* **Exercise goal**: Search the listing below for the string "timestamp" and copy every line where it occurs.

* **Data in this exercise**:
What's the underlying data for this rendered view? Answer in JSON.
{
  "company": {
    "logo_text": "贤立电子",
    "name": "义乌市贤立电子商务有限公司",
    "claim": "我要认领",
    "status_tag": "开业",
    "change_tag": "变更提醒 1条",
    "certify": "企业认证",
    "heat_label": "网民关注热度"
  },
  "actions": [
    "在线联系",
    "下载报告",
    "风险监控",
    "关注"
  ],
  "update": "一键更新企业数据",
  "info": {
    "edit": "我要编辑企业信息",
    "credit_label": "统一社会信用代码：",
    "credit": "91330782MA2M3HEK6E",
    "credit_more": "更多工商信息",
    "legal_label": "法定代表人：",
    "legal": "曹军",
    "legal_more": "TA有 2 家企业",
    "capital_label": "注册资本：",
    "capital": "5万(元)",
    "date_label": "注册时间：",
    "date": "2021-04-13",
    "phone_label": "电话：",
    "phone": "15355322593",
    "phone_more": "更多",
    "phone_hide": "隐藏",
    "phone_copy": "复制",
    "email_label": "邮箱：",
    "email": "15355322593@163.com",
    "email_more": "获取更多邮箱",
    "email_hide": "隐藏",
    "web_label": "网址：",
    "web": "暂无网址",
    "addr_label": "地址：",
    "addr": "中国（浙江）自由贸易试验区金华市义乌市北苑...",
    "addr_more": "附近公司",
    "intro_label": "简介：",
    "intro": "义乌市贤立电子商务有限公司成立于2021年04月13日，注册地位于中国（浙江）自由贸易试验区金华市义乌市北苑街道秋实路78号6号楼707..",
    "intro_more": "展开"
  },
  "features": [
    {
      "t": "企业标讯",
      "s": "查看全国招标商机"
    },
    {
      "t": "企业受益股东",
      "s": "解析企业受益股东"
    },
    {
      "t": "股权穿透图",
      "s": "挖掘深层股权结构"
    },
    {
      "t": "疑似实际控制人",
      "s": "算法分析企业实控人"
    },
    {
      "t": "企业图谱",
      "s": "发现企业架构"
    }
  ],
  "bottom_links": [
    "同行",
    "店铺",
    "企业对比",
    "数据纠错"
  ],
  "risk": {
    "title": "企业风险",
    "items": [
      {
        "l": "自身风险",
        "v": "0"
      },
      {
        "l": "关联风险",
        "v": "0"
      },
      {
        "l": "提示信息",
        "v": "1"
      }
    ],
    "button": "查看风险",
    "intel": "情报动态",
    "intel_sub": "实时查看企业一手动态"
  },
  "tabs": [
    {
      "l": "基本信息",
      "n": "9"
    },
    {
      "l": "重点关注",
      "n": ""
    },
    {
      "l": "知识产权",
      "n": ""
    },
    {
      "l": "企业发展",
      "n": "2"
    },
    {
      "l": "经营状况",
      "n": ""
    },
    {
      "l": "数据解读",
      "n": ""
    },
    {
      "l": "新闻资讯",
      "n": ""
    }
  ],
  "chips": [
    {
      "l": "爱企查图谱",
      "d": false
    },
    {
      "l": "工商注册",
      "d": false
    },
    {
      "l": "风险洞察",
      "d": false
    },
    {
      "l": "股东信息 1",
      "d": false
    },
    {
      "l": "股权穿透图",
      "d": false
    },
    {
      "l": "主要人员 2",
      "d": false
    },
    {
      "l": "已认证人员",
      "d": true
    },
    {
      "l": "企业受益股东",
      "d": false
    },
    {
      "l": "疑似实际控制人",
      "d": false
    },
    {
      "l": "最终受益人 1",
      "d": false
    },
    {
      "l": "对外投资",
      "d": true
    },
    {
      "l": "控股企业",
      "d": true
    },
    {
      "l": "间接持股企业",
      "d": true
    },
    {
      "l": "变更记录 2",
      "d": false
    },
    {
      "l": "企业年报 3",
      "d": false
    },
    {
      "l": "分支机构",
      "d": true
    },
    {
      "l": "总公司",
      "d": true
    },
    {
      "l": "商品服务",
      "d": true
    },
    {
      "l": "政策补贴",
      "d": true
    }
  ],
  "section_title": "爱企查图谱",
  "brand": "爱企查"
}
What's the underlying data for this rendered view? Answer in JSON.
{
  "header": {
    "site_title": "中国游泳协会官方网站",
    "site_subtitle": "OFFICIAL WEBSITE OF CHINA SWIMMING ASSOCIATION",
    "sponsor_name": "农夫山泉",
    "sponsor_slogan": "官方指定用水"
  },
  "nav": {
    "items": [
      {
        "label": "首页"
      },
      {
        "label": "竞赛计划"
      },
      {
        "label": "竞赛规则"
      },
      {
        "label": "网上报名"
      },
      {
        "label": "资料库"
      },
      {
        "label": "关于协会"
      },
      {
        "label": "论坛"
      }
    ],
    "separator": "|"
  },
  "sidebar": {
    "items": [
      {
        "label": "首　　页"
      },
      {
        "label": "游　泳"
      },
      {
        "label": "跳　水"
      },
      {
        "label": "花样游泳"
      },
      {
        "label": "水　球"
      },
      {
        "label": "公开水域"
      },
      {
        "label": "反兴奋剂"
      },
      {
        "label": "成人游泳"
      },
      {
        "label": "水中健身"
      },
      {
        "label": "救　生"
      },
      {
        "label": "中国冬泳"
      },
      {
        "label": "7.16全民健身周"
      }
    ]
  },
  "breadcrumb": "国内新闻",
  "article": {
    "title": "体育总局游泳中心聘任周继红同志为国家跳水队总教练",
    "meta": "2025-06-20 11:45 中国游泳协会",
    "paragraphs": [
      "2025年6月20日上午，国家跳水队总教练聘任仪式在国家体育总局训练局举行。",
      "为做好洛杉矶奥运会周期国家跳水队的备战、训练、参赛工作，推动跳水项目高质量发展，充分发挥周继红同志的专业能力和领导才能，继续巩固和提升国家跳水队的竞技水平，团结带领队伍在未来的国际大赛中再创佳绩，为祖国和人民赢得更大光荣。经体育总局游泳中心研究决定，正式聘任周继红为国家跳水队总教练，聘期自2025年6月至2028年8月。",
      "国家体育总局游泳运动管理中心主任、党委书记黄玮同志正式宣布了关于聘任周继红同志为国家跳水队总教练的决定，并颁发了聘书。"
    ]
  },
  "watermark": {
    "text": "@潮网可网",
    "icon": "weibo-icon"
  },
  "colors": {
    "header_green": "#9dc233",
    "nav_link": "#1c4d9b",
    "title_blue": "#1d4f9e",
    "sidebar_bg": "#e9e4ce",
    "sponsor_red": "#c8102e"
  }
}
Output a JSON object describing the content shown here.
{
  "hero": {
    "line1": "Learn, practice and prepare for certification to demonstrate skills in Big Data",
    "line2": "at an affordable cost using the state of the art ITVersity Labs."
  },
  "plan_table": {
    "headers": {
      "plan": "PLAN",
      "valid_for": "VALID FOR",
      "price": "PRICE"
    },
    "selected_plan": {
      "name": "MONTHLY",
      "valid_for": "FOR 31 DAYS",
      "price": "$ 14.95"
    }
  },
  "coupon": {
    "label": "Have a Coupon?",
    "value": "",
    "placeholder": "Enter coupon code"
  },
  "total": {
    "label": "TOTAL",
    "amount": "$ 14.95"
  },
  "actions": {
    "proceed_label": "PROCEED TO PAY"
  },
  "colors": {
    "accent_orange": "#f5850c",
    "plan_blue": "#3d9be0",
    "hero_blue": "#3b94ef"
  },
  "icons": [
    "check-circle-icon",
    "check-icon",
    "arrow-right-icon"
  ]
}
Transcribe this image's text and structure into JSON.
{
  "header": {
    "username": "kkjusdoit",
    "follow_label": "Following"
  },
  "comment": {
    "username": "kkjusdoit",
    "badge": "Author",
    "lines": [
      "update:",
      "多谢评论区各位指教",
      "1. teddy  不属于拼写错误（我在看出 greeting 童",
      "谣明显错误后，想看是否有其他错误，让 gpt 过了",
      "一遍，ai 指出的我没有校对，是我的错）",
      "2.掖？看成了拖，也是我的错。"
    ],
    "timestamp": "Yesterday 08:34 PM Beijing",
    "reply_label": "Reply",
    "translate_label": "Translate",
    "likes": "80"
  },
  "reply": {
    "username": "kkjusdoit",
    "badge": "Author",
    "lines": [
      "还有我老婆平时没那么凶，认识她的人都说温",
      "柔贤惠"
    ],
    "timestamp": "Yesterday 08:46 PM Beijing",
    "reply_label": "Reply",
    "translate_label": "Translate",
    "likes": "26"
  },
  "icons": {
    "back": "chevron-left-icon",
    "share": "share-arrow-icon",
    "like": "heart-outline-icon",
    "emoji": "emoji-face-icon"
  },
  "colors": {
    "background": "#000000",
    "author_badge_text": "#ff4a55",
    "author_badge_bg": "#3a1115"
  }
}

* **Result for this task**:
    "timestamp": "Yesterday 08:34 PM Beijing",
    "timestamp": "Yesterday 08:46 PM Beijing",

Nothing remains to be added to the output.